__MATERIAL TO PROCESS__:
-- BEGIN --
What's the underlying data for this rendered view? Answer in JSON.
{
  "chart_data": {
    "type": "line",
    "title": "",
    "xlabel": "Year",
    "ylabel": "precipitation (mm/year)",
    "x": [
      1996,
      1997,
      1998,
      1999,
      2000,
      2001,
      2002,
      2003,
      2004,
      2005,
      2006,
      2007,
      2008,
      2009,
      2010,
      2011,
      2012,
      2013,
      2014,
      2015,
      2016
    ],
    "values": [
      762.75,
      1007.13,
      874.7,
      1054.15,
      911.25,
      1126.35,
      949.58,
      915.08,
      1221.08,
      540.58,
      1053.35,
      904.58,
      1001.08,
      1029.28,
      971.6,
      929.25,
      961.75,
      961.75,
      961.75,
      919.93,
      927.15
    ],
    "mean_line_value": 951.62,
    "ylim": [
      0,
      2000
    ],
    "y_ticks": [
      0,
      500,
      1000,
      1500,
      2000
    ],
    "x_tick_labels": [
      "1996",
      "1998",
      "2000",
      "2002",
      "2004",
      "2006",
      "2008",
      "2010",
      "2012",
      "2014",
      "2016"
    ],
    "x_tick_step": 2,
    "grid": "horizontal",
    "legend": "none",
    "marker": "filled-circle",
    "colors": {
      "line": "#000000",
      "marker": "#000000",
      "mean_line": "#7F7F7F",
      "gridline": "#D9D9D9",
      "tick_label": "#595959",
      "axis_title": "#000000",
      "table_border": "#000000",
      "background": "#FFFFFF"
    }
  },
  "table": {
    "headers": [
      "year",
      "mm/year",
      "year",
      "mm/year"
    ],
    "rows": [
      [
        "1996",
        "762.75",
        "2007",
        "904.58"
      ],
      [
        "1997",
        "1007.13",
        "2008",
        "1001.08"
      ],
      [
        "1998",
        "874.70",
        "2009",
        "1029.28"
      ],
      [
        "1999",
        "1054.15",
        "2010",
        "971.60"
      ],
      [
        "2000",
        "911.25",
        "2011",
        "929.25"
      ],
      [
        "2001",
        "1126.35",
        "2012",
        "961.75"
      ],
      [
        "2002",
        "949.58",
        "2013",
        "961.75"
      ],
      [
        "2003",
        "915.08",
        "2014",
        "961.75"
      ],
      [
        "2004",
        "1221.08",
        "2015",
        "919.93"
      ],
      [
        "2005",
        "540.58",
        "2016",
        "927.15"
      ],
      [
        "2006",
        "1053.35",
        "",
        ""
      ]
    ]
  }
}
-- END --
__WHAT TO DO__: Your task is to reproduce all of the records exactly.

__OUTPUT BELOW__:
What's the underlying data for this rendered view? Answer in JSON.
{
  "chart_data": {
    "type": "line",
    "title": "",
    "xlabel": "Year",
    "ylabel": "precipitation (mm/year)",
    "x": [
      1996,
      1997,
      1998,
      1999,
      2000,
      2001,
      2002,
      2003,
      2004,
      2005,
      2006,
      2007,
      2008,
      2009,
      2010,
      2011,
      2012,
      2013,
      2014,
      2015,
      2016
    ],
    "values": [
      762.75,
      1007.13,
      874.7,
      1054.15,
      911.25,
      1126.35,
      949.58,
      915.08,
      1221.08,
      540.58,
      1053.35,
      904.58,
      1001.08,
      1029.28,
      971.6,
      929.25,
      961.75,
      961.75,
      961.75,
      919.93,
      927.15
    ],
    "mean_line_value": 951.62,
    "ylim": [
      0,
      2000
    ],
    "y_ticks": [
      0,
      500,
      1000,
      1500,
      2000
    ],
    "x_tick_labels": [
      "1996",
      "1998",
      "2000",
      "2002",
      "2004",
      "2006",
      "2008",
      "2010",
      "2012",
      "2014",
      "2016"
    ],
    "x_tick_step": 2,
    "grid": "horizontal",
    "legend": "none",
    "marker": "filled-circle",
    "colors": {
      "line": "#000000",
      "marker": "#000000",
      "mean_line": "#7F7F7F",
      "gridline": "#D9D9D9",
      "tick_label": "#595959",
      "axis_title": "#000000",
      "table_border": "#000000",
      "background": "#FFFFFF"
    }
  },
  "table": {
    "headers": [
      "year",
      "mm/year",
      "year",
      "mm/year"
    ],
    "rows": [
      [
        "1996",
        "762.75",
        "2007",
        "904.58"
      ],
      [
        "1997",
        "1007.13",
        "2008",
        "1001.08"
      ],
      [
        "1998",
        "874.70",
        "2009",
        "1029.28"
      ],
      [
        "1999",
        "1054.15",
        "2010",
        "971.60"
      ],
      [
        "2000",
        "911.25",
        "2011",
        "929.25"
      ],
      [
        "2001",
        "1126.35",
        "2012",
        "961.75"
      ],
      [
        "2002",
        "949.58",
        "2013",
        "961.75"
      ],
      [
        "2003",
        "915.08",
        "2014",
        "961.75"
      ],
      [
        "2004",
        "1221.08",
        "2015",
        "919.93"
      ],
      [
        "2005",
        "540.58",
        "2016",
        "927.15"
      ],
      [
        "2006",
        "1053.35",
        "",
        ""
      ]
    ]
  }
}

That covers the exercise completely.